**Challenge**
Turn the entries from the line containing "box as [x0,y0,x1,y1]." up to and including the line containing "legend-item-4: 4 балла" into a numbered list, omitting any blank lines.

------

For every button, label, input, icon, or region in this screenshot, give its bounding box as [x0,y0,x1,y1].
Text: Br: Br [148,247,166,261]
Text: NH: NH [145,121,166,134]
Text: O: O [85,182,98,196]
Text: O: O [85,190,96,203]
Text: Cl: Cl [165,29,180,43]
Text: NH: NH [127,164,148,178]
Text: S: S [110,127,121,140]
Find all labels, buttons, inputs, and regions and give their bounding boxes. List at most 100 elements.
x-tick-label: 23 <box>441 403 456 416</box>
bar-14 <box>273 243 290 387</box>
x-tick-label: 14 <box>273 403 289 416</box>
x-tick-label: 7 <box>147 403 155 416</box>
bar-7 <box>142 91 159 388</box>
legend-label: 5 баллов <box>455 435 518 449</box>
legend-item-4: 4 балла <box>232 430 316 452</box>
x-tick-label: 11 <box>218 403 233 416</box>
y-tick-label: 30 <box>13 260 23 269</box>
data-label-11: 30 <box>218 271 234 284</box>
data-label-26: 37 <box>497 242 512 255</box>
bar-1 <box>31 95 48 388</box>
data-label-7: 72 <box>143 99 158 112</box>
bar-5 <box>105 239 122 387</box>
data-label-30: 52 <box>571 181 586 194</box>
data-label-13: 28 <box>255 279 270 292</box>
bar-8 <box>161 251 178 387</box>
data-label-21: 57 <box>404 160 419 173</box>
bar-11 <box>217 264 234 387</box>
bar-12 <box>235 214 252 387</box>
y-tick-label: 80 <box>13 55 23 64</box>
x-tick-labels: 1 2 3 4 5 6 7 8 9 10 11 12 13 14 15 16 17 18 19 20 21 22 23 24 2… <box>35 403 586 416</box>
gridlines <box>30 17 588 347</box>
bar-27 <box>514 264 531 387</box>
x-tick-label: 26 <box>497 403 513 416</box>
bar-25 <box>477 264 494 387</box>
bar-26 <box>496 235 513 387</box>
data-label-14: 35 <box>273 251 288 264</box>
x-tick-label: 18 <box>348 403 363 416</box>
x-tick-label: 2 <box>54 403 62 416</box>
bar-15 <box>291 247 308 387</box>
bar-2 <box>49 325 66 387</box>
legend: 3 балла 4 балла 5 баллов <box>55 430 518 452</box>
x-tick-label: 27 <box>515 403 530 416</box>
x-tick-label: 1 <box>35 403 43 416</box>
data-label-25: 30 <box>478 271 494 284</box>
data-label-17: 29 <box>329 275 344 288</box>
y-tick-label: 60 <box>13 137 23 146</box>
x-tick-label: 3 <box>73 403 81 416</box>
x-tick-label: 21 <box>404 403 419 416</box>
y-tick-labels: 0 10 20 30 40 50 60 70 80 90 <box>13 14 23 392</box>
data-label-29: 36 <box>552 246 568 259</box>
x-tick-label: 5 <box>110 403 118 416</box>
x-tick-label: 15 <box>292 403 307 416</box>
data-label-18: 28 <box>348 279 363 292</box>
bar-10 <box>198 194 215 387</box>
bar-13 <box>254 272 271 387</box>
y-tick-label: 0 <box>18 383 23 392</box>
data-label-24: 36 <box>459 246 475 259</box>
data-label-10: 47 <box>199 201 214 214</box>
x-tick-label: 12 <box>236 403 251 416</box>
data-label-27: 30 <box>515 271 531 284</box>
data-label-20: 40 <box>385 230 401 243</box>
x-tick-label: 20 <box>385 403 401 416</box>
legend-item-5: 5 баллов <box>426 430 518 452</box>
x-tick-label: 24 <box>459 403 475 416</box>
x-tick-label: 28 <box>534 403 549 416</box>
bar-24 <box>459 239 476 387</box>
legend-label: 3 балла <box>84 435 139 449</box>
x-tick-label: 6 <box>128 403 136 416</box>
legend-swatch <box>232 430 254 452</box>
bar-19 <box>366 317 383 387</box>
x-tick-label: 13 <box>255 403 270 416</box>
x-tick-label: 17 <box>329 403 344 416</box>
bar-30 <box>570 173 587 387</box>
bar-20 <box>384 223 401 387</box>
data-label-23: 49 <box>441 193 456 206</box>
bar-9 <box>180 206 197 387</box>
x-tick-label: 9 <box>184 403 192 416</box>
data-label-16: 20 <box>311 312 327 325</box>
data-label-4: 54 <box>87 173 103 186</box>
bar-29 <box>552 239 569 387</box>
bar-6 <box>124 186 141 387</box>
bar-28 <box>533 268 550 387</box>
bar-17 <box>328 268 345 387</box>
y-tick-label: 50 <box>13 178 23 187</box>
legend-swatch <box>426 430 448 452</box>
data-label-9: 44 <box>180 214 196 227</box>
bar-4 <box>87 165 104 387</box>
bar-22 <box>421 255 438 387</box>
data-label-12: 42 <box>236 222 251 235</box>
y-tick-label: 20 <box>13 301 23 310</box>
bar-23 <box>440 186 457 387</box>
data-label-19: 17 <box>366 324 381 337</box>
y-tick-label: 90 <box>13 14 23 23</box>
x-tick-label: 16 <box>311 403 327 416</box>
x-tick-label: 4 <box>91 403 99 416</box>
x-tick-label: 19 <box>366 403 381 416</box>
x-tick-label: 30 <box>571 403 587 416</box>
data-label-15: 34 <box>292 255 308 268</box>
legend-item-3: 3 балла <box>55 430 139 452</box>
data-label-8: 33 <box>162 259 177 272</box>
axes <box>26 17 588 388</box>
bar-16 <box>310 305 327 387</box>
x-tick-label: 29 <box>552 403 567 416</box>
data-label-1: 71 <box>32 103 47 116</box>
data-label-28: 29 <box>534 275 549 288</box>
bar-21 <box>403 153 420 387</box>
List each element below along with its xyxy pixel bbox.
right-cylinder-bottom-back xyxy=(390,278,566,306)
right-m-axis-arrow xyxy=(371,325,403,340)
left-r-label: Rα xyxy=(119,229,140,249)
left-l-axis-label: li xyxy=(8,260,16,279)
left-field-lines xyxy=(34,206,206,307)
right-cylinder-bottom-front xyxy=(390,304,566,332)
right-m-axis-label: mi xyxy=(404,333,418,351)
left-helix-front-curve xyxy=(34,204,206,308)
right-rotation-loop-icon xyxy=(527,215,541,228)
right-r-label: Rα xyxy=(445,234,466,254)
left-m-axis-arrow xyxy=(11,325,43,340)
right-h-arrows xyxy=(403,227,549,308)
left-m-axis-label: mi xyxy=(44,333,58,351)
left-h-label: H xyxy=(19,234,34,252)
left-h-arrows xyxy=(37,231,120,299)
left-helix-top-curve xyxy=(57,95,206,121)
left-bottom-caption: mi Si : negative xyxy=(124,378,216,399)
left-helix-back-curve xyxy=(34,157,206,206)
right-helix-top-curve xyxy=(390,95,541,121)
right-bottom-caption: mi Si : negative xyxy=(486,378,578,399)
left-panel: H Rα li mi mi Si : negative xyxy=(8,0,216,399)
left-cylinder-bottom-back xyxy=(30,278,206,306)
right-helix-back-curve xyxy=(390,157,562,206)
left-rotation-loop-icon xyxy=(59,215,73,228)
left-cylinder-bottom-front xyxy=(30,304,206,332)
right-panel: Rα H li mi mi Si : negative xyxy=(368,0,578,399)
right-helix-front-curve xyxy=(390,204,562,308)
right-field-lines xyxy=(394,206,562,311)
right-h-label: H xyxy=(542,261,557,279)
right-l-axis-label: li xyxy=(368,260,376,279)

------

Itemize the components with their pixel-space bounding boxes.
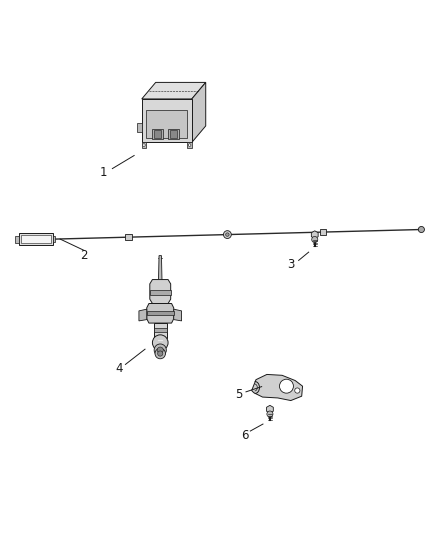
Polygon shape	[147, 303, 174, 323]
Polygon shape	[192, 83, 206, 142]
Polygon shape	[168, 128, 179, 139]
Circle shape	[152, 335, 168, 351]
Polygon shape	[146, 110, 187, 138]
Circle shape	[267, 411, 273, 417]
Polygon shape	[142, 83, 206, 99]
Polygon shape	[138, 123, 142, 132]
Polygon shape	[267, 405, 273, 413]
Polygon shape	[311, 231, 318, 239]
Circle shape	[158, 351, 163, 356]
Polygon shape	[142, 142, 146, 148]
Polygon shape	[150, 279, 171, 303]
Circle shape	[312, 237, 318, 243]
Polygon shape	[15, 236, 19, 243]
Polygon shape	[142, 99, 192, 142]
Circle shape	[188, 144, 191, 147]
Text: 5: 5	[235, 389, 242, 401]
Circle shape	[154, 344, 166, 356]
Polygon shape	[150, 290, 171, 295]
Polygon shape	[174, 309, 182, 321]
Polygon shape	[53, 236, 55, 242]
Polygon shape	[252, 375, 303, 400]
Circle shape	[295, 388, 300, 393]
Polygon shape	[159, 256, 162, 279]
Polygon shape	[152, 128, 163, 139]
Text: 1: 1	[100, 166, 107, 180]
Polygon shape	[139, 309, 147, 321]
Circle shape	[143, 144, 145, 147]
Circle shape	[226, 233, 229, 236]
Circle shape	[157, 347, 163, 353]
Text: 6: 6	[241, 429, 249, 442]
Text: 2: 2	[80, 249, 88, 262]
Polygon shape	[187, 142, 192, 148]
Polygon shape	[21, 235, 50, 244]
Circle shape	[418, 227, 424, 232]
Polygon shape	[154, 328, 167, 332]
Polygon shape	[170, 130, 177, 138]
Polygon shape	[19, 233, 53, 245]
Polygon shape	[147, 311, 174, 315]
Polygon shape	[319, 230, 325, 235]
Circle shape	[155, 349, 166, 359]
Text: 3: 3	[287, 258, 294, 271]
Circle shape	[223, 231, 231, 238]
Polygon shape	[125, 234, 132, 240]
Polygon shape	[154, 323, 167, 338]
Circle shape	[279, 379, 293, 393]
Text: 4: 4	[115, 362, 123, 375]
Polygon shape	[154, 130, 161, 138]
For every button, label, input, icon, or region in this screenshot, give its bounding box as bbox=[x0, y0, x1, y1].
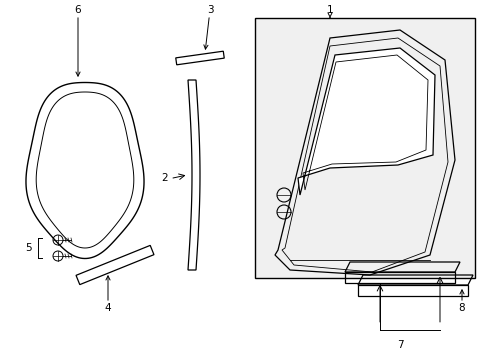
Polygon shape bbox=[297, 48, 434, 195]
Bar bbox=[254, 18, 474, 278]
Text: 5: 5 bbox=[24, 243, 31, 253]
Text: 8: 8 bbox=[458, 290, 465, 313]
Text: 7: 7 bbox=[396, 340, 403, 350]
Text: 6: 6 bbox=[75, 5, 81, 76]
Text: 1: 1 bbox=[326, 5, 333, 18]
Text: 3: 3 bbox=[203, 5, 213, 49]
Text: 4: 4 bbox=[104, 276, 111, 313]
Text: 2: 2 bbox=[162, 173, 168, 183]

------

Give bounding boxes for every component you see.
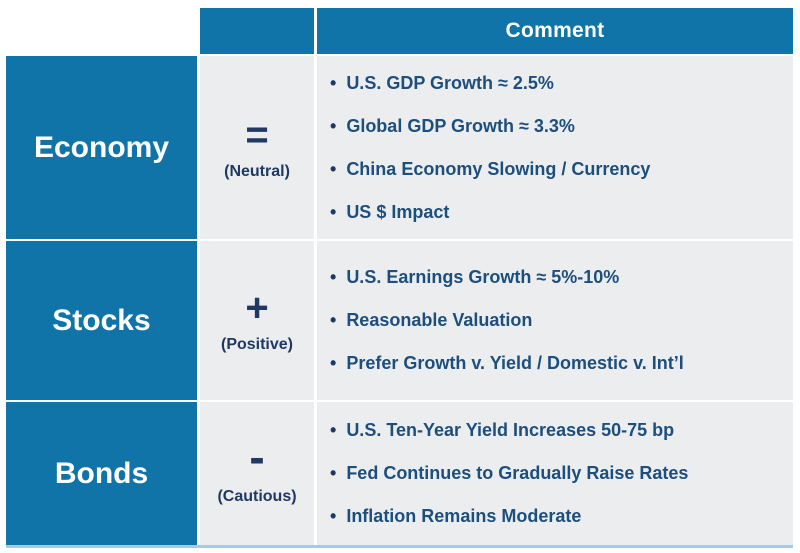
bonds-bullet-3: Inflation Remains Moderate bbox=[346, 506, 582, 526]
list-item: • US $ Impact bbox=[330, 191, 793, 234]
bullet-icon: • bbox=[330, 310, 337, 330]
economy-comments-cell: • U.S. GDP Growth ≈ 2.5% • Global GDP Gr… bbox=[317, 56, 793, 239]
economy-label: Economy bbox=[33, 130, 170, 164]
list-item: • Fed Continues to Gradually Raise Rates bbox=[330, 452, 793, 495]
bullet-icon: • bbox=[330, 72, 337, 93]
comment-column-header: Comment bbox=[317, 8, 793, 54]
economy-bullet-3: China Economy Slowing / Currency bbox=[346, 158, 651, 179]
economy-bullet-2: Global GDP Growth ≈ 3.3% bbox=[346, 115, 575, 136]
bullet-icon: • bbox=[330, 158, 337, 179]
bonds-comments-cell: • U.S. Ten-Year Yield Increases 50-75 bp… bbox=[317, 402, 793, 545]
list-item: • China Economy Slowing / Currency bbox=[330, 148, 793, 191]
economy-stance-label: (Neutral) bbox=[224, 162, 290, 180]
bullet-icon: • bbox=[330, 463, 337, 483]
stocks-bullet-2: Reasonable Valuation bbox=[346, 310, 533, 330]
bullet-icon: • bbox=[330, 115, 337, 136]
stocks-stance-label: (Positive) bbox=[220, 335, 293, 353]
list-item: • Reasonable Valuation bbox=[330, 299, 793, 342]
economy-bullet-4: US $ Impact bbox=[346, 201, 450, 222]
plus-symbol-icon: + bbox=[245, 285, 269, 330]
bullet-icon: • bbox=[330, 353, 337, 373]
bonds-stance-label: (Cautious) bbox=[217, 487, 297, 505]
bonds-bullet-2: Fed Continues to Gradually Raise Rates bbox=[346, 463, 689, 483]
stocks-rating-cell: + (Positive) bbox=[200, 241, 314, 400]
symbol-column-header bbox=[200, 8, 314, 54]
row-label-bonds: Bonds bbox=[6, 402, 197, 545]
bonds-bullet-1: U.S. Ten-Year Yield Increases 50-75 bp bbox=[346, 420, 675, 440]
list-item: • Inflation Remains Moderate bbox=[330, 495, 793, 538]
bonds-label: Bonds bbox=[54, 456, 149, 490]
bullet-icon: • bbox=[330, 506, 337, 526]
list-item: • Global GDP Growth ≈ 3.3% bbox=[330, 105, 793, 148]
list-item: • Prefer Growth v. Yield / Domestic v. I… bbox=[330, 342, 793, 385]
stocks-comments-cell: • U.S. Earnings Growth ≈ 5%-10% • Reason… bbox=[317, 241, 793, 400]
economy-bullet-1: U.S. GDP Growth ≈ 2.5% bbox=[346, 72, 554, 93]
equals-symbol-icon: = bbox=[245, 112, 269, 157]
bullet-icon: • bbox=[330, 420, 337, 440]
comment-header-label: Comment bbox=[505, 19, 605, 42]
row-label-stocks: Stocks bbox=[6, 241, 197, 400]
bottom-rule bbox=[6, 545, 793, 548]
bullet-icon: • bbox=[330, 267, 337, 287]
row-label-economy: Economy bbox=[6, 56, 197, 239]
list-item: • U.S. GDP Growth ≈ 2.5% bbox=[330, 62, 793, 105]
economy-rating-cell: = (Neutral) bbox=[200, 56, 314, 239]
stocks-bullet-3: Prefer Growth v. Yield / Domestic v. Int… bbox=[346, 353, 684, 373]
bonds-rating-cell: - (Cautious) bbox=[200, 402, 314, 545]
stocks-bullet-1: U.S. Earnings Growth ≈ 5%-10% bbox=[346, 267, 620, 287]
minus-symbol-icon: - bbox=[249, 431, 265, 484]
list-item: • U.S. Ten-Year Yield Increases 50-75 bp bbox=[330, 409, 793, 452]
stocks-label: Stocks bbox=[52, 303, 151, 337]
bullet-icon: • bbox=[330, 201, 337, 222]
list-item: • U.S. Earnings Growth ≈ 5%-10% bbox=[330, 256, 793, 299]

------

**Solution to this problem**
1. For every button, label, input, icon, or region in this screenshot, give its bounding box as [x0,y0,x1,y1].
2. Text: Br: Br [148,247,166,261]
3. Text: NH: NH [145,121,166,134]
4. Text: O: O [85,182,98,196]
5. Text: O: O [85,190,96,203]
6. Text: Cl: Cl [165,29,180,43]
7. Text: NH: NH [127,164,148,178]
8. Text: S: S [110,127,121,140]
9. Find all labels, buttons, inputs, and regions and give their bounding boxes. List at most 100 elements.
10. x-tick-label: 23 <box>441 403 456 416</box>
11. bar-14 <box>273 243 290 387</box>
12. x-tick-label: 14 <box>273 403 289 416</box>
13. x-tick-label: 7 <box>147 403 155 416</box>
14. bar-7 <box>142 91 159 388</box>
15. legend-label: 5 баллов <box>455 435 518 449</box>
16. legend-item-4: 4 балла <box>232 430 316 452</box>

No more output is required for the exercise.